— Problem to solve —
Can you transcribe every entry word for word, skipping the images?

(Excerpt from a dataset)

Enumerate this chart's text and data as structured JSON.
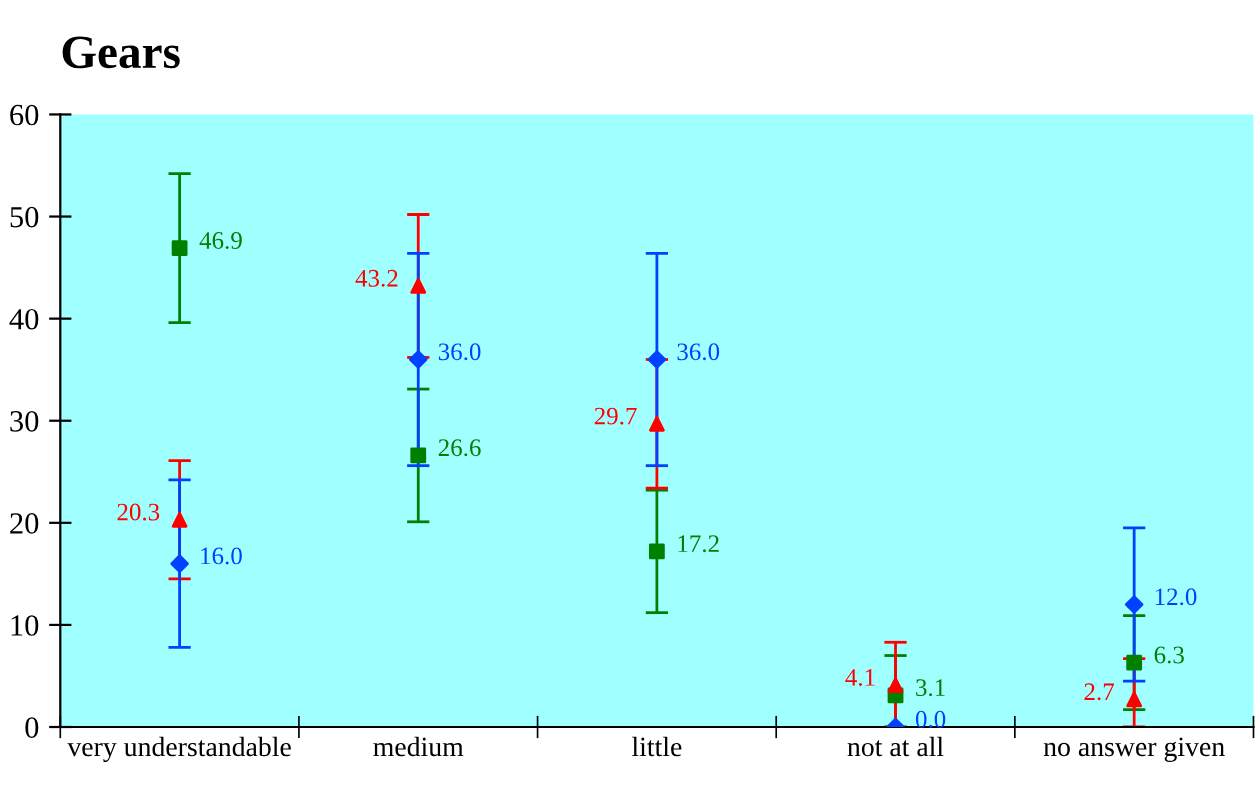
{
  "chart_data": {
    "type": "scatter",
    "title": "Gears",
    "categories": [
      "very understandable",
      "medium",
      "little",
      "not at all",
      "no answer given"
    ],
    "ylim": [
      0,
      60
    ],
    "yticks": [
      0,
      10,
      20,
      30,
      40,
      50,
      60
    ],
    "grid": false,
    "legend": false,
    "series": [
      {
        "color": "#008000",
        "marker": "square",
        "values": [
          46.9,
          26.6,
          17.2,
          3.1,
          6.3
        ],
        "value_labels": [
          "46.9",
          "26.6",
          "17.2",
          "3.1",
          "6.3"
        ],
        "errors": [
          7.3,
          6.5,
          6.0,
          [
            0,
            7.0
          ],
          4.6
        ]
      },
      {
        "color": "#ff0000",
        "marker": "triangle",
        "values": [
          20.3,
          43.2,
          29.7,
          4.1,
          2.7
        ],
        "value_labels": [
          "20.3",
          "43.2",
          "29.7",
          "4.1",
          "2.7"
        ],
        "errors": [
          5.8,
          7.0,
          6.3,
          [
            0,
            8.3
          ],
          [
            0,
            6.7
          ]
        ]
      },
      {
        "color": "#0040ff",
        "marker": "diamond",
        "values": [
          16.0,
          36.0,
          36.0,
          0.0,
          12.0
        ],
        "value_labels": [
          "16.0",
          "36.0",
          "36.0",
          "0.0",
          "12.0"
        ],
        "errors": [
          8.2,
          10.4,
          10.4,
          null,
          7.5
        ]
      }
    ]
  }
}
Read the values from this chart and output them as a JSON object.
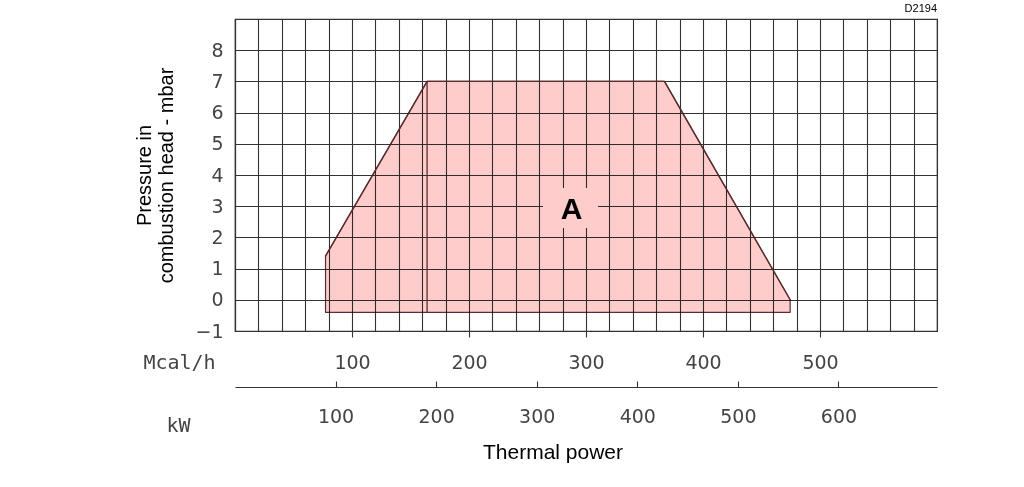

— Result of the exercise —
Enumerate this chart's text and data as structured JSON.
{
  "chart_data": {
    "type": "scatter",
    "title": "Gears",
    "categories": [
      "very understandable",
      "medium",
      "little",
      "not at all",
      "no answer given"
    ],
    "ylim": [
      0,
      60
    ],
    "yticks": [
      0,
      10,
      20,
      30,
      40,
      50,
      60
    ],
    "grid": false,
    "legend": false,
    "series": [
      {
        "color": "#008000",
        "marker": "square",
        "values": [
          46.9,
          26.6,
          17.2,
          3.1,
          6.3
        ],
        "value_labels": [
          "46.9",
          "26.6",
          "17.2",
          "3.1",
          "6.3"
        ],
        "errors": [
          7.3,
          6.5,
          6.0,
          [
            0,
            7.0
          ],
          4.6
        ]
      },
      {
        "color": "#ff0000",
        "marker": "triangle",
        "values": [
          20.3,
          43.2,
          29.7,
          4.1,
          2.7
        ],
        "value_labels": [
          "20.3",
          "43.2",
          "29.7",
          "4.1",
          "2.7"
        ],
        "errors": [
          5.8,
          7.0,
          6.3,
          [
            0,
            8.3
          ],
          [
            0,
            6.7
          ]
        ]
      },
      {
        "color": "#0040ff",
        "marker": "diamond",
        "values": [
          16.0,
          36.0,
          36.0,
          0.0,
          12.0
        ],
        "value_labels": [
          "16.0",
          "36.0",
          "36.0",
          "0.0",
          "12.0"
        ],
        "errors": [
          8.2,
          10.4,
          10.4,
          null,
          7.5
        ]
      }
    ]
  }
}
Read the values from this chart and output them as a JSON object.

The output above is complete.